## What needs to be done:
Which lines of the records contain "JSON"? Collect every one of them.

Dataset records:
»»
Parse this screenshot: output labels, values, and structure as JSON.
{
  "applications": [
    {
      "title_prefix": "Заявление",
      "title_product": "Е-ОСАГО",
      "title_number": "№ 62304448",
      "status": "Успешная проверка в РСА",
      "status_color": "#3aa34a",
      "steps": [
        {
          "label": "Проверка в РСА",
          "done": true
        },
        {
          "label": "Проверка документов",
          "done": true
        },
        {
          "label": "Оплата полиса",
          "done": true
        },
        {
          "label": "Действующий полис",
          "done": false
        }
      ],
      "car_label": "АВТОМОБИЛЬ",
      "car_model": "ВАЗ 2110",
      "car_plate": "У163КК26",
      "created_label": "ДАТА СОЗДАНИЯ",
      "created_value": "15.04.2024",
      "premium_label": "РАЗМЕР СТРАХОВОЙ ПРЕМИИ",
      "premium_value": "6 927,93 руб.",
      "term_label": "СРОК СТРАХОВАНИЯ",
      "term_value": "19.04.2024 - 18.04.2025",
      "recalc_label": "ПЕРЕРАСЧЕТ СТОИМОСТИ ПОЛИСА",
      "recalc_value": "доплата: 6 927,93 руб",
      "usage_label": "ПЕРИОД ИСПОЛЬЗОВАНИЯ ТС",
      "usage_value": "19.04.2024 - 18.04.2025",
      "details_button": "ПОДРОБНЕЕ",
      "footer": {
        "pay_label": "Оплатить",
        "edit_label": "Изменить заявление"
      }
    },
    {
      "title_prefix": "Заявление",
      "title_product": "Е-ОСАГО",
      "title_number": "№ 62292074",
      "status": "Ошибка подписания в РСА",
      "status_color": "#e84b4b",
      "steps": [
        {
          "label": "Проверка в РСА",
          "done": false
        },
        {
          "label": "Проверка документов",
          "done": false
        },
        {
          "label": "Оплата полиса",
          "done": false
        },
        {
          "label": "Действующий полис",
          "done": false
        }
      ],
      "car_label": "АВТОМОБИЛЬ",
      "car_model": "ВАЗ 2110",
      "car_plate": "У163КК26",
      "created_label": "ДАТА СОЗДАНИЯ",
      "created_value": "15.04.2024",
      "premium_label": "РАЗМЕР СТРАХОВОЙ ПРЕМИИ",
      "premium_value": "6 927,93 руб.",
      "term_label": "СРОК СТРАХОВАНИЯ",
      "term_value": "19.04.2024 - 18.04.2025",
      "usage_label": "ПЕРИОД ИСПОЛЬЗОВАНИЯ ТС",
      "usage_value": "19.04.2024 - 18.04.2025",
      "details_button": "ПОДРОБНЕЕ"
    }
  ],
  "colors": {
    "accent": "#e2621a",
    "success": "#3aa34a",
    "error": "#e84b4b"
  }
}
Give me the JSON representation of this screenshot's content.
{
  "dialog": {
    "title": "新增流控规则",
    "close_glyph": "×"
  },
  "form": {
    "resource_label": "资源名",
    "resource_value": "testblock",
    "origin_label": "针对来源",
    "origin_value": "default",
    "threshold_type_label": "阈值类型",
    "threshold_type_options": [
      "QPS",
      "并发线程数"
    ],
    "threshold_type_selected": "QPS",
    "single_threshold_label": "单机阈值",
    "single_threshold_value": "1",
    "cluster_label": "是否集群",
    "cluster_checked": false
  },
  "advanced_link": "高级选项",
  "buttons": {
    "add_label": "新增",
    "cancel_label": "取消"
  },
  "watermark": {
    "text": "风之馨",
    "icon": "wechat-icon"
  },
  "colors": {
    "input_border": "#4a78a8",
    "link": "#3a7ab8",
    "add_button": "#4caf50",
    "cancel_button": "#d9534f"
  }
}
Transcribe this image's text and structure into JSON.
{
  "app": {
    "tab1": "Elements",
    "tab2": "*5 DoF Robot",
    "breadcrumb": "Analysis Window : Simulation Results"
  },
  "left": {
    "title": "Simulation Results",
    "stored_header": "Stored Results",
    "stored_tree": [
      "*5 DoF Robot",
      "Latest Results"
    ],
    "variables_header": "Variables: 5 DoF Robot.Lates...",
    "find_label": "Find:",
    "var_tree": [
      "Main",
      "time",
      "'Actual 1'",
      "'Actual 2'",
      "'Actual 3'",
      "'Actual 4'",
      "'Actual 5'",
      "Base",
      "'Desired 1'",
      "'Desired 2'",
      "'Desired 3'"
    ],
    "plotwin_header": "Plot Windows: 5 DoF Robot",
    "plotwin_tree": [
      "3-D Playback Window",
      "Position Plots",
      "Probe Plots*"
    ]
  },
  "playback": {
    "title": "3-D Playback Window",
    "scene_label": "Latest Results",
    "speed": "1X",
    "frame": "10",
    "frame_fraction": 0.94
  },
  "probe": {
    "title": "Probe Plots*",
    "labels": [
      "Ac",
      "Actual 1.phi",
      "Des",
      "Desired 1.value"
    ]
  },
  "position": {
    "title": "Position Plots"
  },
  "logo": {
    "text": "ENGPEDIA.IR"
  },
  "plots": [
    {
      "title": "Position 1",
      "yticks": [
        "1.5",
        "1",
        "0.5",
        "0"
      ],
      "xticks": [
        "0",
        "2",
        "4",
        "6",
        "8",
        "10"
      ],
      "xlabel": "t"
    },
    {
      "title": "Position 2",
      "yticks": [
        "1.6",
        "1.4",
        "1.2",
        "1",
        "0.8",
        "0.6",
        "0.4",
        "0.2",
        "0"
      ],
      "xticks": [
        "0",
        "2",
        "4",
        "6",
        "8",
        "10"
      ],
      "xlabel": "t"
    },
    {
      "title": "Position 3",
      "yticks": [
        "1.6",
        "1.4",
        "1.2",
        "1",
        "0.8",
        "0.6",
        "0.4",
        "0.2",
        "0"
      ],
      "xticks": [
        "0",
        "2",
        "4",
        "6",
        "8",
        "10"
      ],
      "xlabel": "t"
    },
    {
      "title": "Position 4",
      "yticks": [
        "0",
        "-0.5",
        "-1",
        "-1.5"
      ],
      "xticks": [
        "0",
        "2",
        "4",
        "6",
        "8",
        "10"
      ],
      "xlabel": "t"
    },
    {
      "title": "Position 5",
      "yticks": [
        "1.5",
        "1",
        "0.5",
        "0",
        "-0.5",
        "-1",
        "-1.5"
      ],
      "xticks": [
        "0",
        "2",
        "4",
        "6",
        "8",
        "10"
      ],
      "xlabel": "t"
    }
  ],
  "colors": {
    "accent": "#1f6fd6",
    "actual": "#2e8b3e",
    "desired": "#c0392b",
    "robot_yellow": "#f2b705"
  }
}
««
## Task response:
Parse this screenshot: output labels, values, and structure as JSON.
Give me the JSON representation of this screenshot's content.
Transcribe this image's text and structure into JSON.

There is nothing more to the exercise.